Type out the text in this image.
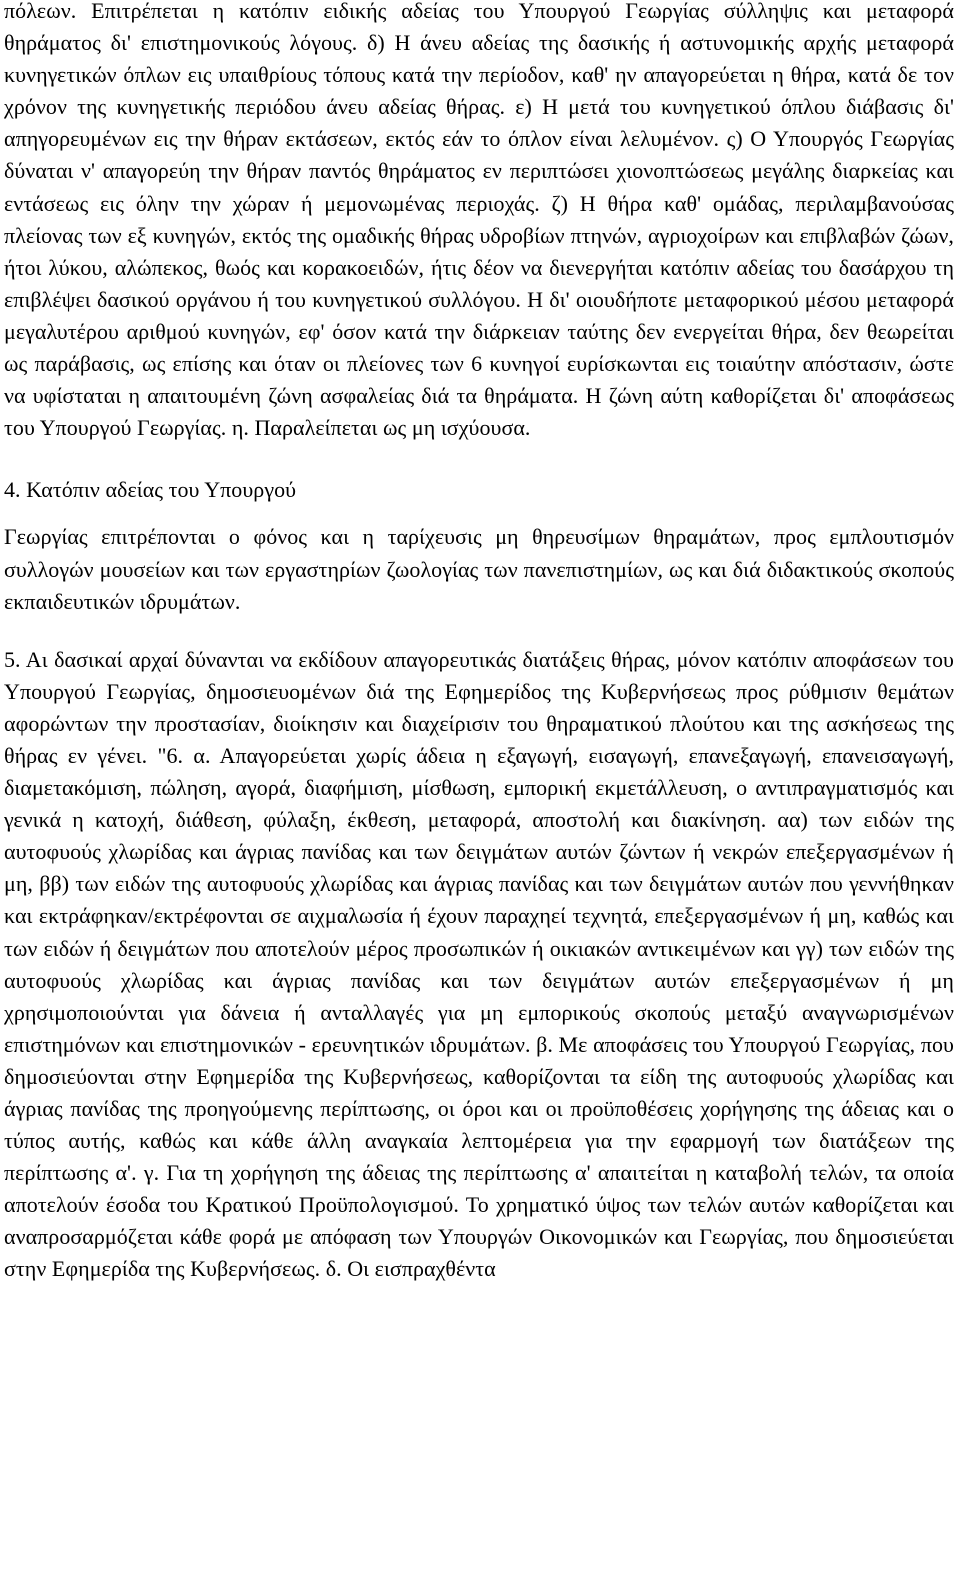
πόλεων. Επιτρέπεται η κατόπιν ειδικής αδείας του Υπουργού Γεωργίας σύλληψις και μεταφορά θηράματος δι' επιστημονικούς λόγους. δ) Η άνευ αδείας της δασικής ή αστυνομικής αρχής μεταφορά κυνηγετικών όπλων εις υπαιθρίους τόπους κατά την περίοδον, καθ' ην απαγορεύεται η θήρα, κατά δε τον χρόνον της κυνηγετικής περιόδου άνευ αδείας θήρας. ε) Η μετά του κυνηγετικού όπλου διάβασις δι' απηγορευμένων εις την θήραν εκτάσεων, εκτός εάν το όπλον είναι λελυμένον. ς) Ο Υπουργός Γεωργίας δύναται ν' απαγορεύη την θήραν παντός θηράματος εν περιπτώσει χιονοπτώσεως μεγάλης διαρκείας και εντάσεως εις όλην την χώραν ή μεμονωμένας περιοχάς. ζ) Η θήρα καθ' ομάδας, περιλαμβανούσας πλείονας των εξ κυνηγών, εκτός της ομαδικής θήρας υδροβίων πτηνών, αγριοχοίρων και επιβλαβών ζώων, ήτοι λύκου, αλώπεκος, θωός και κορακοειδών, ήτις δέον να διενεργήται κατόπιν αδείας του δασάρχου τη επιβλέψει δασικού οργάνου ή του κυνηγετικού συλλόγου. Η δι' οιουδήποτε μεταφορικού μέσου μεταφορά μεγαλυτέρου αριθμού κυνηγών, εφ' όσον κατά την διάρκειαν ταύτης δεν ενεργείται θήρα, δεν θεωρείται ως παράβασις, ως επίσης και όταν οι πλείονες των 6 κυνηγοί ευρίσκωνται εις τοιαύτην απόστασιν, ώστε να υφίσταται η απαιτουμένη ζώνη ασφαλείας διά τα θηράματα. Η ζώνη αύτη καθορίζεται δι' αποφάσεως του Υπουργού Γεωργίας. η. Παραλείπεται ως μη ισχύουσα.

4. Κατόπιν αδείας του Υπουργού

Γεωργίας επιτρέπονται ο φόνος και η ταρίχευσις μη θηρευσίμων θηραμάτων, προς εμπλουτισμόν συλλογών μουσείων και των εργαστηρίων ζωολογίας των πανεπιστημίων, ως και διά διδακτικούς σκοπούς εκπαιδευτικών ιδρυμάτων.

5. Αι δασικαί αρχαί δύνανται να εκδίδουν απαγορευτικάς διατάξεις θήρας, μόνον κατόπιν αποφάσεων του Υπουργού Γεωργίας, δημοσιευομένων διά της Εφημερίδος της Κυβερνήσεως προς ρύθμισιν θεμάτων αφορώντων την προστασίαν, διοίκησιν και διαχείρισιν του θηραματικού πλούτου και της ασκήσεως της θήρας εν γένει. "6. α. Απαγορεύεται χωρίς άδεια η εξαγωγή, εισαγωγή, επανεξαγωγή, επανεισαγωγή, διαμετακόμιση, πώληση, αγορά, διαφήμιση, μίσθωση, εμπορική εκμετάλλευση, ο αντιπραγματισμός και γενικά η κατοχή, διάθεση, φύλαξη, έκθεση, μεταφορά, αποστολή και διακίνηση. αα) των ειδών της αυτοφυούς χλωρίδας και άγριας πανίδας και των δειγμάτων αυτών ζώντων ή νεκρών επεξεργασμένων ή μη, ββ) των ειδών της αυτοφυούς χλωρίδας και άγριας πανίδας και των δειγμάτων αυτών που γεννήθηκαν και εκτράφηκαν/εκτρέφονται σε αιχμαλωσία ή έχουν παραχηεί τεχνητά, επεξεργασμένων ή μη, καθώς και των ειδών ή δειγμάτων που αποτελούν μέρος προσωπικών ή οικιακών αντικειμένων και γγ) των ειδών της αυτοφυούς χλωρίδας και άγριας πανίδας και των δειγμάτων αυτών επεξεργασμένων ή μη χρησιμοποιούνται για δάνεια ή ανταλλαγές για μη εμπορικούς σκοπούς μεταξύ αναγνωρισμένων επιστημόνων και επιστημονικών - ερευνητικών ιδρυμάτων. β. Με αποφάσεις του Υπουργού Γεωργίας, που δημοσιεύονται στην Εφημερίδα της Κυβερνήσεως, καθορίζονται τα είδη της αυτοφυούς χλωρίδας και άγριας πανίδας της προηγούμενης περίπτωσης, οι όροι και οι προϋποθέσεις χορήγησης της άδειας και ο τύπος αυτής, καθώς και κάθε άλλη αναγκαία λεπτομέρεια για την εφαρμογή των διατάξεων της περίπτωσης α'. γ. Για τη χορήγηση της άδειας της περίπτωσης α' απαιτείται η καταβολή τελών, τα οποία αποτελούν έσοδα του Κρατικού Προϋπολογισμού. Το χρηματικό ύψος των τελών αυτών καθορίζεται και αναπροσαρμόζεται κάθε φορά με απόφαση των Υπουργών Οικονομικών και Γεωργίας, που δημοσιεύεται στην Εφημερίδα της Κυβερνήσεως. δ. Οι εισπραχθέντα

▸ Problem description
Extract the full listing above verbatim; pictures are to be left out of the copy.

▸ Output for this task
Type out the text in this image.
πόλεων. Επιτρέπεται η κατόπιν ειδικής αδείας του Υπουργού Γεωργίας σύλληψις και μεταφορά θηράματος δι' επιστημονικούς λόγους. δ) Η άνευ αδείας της δασικής ή αστυνομικής αρχής μεταφορά κυνηγετικών όπλων εις υπαιθρίους τόπους κατά την περίοδον, καθ' ην απαγορεύεται η θήρα, κατά δε τον χρόνον της κυνηγετικής περιόδου άνευ αδείας θήρας. ε) Η μετά του κυνηγετικού όπλου διάβασις δι' απηγορευμένων εις την θήραν εκτάσεων, εκτός εάν το όπλον είναι λελυμένον. ς) Ο Υπουργός Γεωργίας δύναται ν' απαγορεύη την θήραν παντός θηράματος εν περιπτώσει χιονοπτώσεως μεγάλης διαρκείας και εντάσεως εις όλην την χώραν ή μεμονωμένας περιοχάς. ζ) Η θήρα καθ' ομάδας, περιλαμβανούσας πλείονας των εξ κυνηγών, εκτός της ομαδικής θήρας υδροβίων πτηνών, αγριοχοίρων και επιβλαβών ζώων, ήτοι λύκου, αλώπεκος, θωός και κορακοειδών, ήτις δέον να διενεργήται κατόπιν αδείας του δασάρχου τη επιβλέψει δασικού οργάνου ή του κυνηγετικού συλλόγου. Η δι' οιουδήποτε μεταφορικού μέσου μεταφορά μεγαλυτέρου αριθμού κυνηγών, εφ' όσον κατά την διάρκειαν ταύτης δεν ενεργείται θήρα, δεν θεωρείται ως παράβασις, ως επίσης και όταν οι πλείονες των 6 κυνηγοί ευρίσκωνται εις τοιαύτην απόστασιν, ώστε να υφίσταται η απαιτουμένη ζώνη ασφαλείας διά τα θηράματα. Η ζώνη αύτη καθορίζεται δι' αποφάσεως του Υπουργού Γεωργίας. η. Παραλείπεται ως μη ισχύουσα.

4. Κατόπιν αδείας του Υπουργού

Γεωργίας επιτρέπονται ο φόνος και η ταρίχευσις μη θηρευσίμων θηραμάτων, προς εμπλουτισμόν συλλογών μουσείων και των εργαστηρίων ζωολογίας των πανεπιστημίων, ως και διά διδακτικούς σκοπούς εκπαιδευτικών ιδρυμάτων.

5. Αι δασικαί αρχαί δύνανται να εκδίδουν απαγορευτικάς διατάξεις θήρας, μόνον κατόπιν αποφάσεων του Υπουργού Γεωργίας, δημοσιευομένων διά της Εφημερίδος της Κυβερνήσεως προς ρύθμισιν θεμάτων αφορώντων την προστασίαν, διοίκησιν και διαχείρισιν του θηραματικού πλούτου και της ασκήσεως της θήρας εν γένει. "6. α. Απαγορεύεται χωρίς άδεια η εξαγωγή, εισαγωγή, επανεξαγωγή, επανεισαγωγή, διαμετακόμιση, πώληση, αγορά, διαφήμιση, μίσθωση, εμπορική εκμετάλλευση, ο αντιπραγματισμός και γενικά η κατοχή, διάθεση, φύλαξη, έκθεση, μεταφορά, αποστολή και διακίνηση. αα) των ειδών της αυτοφυούς χλωρίδας και άγριας πανίδας και των δειγμάτων αυτών ζώντων ή νεκρών επεξεργασμένων ή μη, ββ) των ειδών της αυτοφυούς χλωρίδας και άγριας πανίδας και των δειγμάτων αυτών που γεννήθηκαν και εκτράφηκαν/εκτρέφονται σε αιχμαλωσία ή έχουν παραχηεί τεχνητά, επεξεργασμένων ή μη, καθώς και των ειδών ή δειγμάτων που αποτελούν μέρος προσωπικών ή οικιακών αντικειμένων και γγ) των ειδών της αυτοφυούς χλωρίδας και άγριας πανίδας και των δειγμάτων αυτών επεξεργασμένων ή μη χρησιμοποιούνται για δάνεια ή ανταλλαγές για μη εμπορικούς σκοπούς μεταξύ αναγνωρισμένων επιστημόνων και επιστημονικών - ερευνητικών ιδρυμάτων. β. Με αποφάσεις του Υπουργού Γεωργίας, που δημοσιεύονται στην Εφημερίδα της Κυβερνήσεως, καθορίζονται τα είδη της αυτοφυούς χλωρίδας και άγριας πανίδας της προηγούμενης περίπτωσης, οι όροι και οι προϋποθέσεις χορήγησης της άδειας και ο τύπος αυτής, καθώς και κάθε άλλη αναγκαία λεπτομέρεια για την εφαρμογή των διατάξεων της περίπτωσης α'. γ. Για τη χορήγηση της άδειας της περίπτωσης α' απαιτείται η καταβολή τελών, τα οποία αποτελούν έσοδα του Κρατικού Προϋπολογισμού. Το χρηματικό ύψος των τελών αυτών καθορίζεται και αναπροσαρμόζεται κάθε φορά με απόφαση των Υπουργών Οικονομικών και Γεωργίας, που δημοσιεύεται στην Εφημερίδα της Κυβερνήσεως. δ. Οι εισπραχθέντα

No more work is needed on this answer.